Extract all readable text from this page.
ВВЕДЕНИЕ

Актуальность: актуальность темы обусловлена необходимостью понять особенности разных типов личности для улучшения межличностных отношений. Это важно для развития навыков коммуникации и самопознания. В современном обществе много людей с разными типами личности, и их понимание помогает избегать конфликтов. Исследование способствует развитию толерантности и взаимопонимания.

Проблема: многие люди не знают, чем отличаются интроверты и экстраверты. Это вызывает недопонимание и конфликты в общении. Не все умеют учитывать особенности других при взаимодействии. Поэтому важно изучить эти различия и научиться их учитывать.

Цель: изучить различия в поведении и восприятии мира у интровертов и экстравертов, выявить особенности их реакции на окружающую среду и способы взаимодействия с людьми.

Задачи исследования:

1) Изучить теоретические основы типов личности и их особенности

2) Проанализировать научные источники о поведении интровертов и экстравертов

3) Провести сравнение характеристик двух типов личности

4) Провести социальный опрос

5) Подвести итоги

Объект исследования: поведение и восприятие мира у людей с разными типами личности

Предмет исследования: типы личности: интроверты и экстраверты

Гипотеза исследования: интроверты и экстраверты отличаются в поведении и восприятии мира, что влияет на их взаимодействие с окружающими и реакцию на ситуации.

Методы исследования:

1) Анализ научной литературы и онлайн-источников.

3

[WRITTEN PROBLEM] Go through the listing above and restate it word for word.

[THE COMPLETED TASK]
Extract all readable text from this page.
ВВЕДЕНИЕ

Актуальность: актуальность темы обусловлена необходимостью понять особенности разных типов личности для улучшения межличностных отношений. Это важно для развития навыков коммуникации и самопознания. В современном обществе много людей с разными типами личности, и их понимание помогает избегать конфликтов. Исследование способствует развитию толерантности и взаимопонимания.

Проблема: многие люди не знают, чем отличаются интроверты и экстраверты. Это вызывает недопонимание и конфликты в общении. Не все умеют учитывать особенности других при взаимодействии. Поэтому важно изучить эти различия и научиться их учитывать.

Цель: изучить различия в поведении и восприятии мира у интровертов и экстравертов, выявить особенности их реакции на окружающую среду и способы взаимодействия с людьми.

Задачи исследования:

1) Изучить теоретические основы типов личности и их особенности

2) Проанализировать научные источники о поведении интровертов и экстравертов

3) Провести сравнение характеристик двух типов личности

4) Провести социальный опрос

5) Подвести итоги

Объект исследования: поведение и восприятие мира у людей с разными типами личности

Предмет исследования: типы личности: интроверты и экстраверты

Гипотеза исследования: интроверты и экстраверты отличаются в поведении и восприятии мира, что влияет на их взаимодействие с окружающими и реакцию на ситуации.

Методы исследования:

1) Анализ научной литературы и онлайн-источников.

3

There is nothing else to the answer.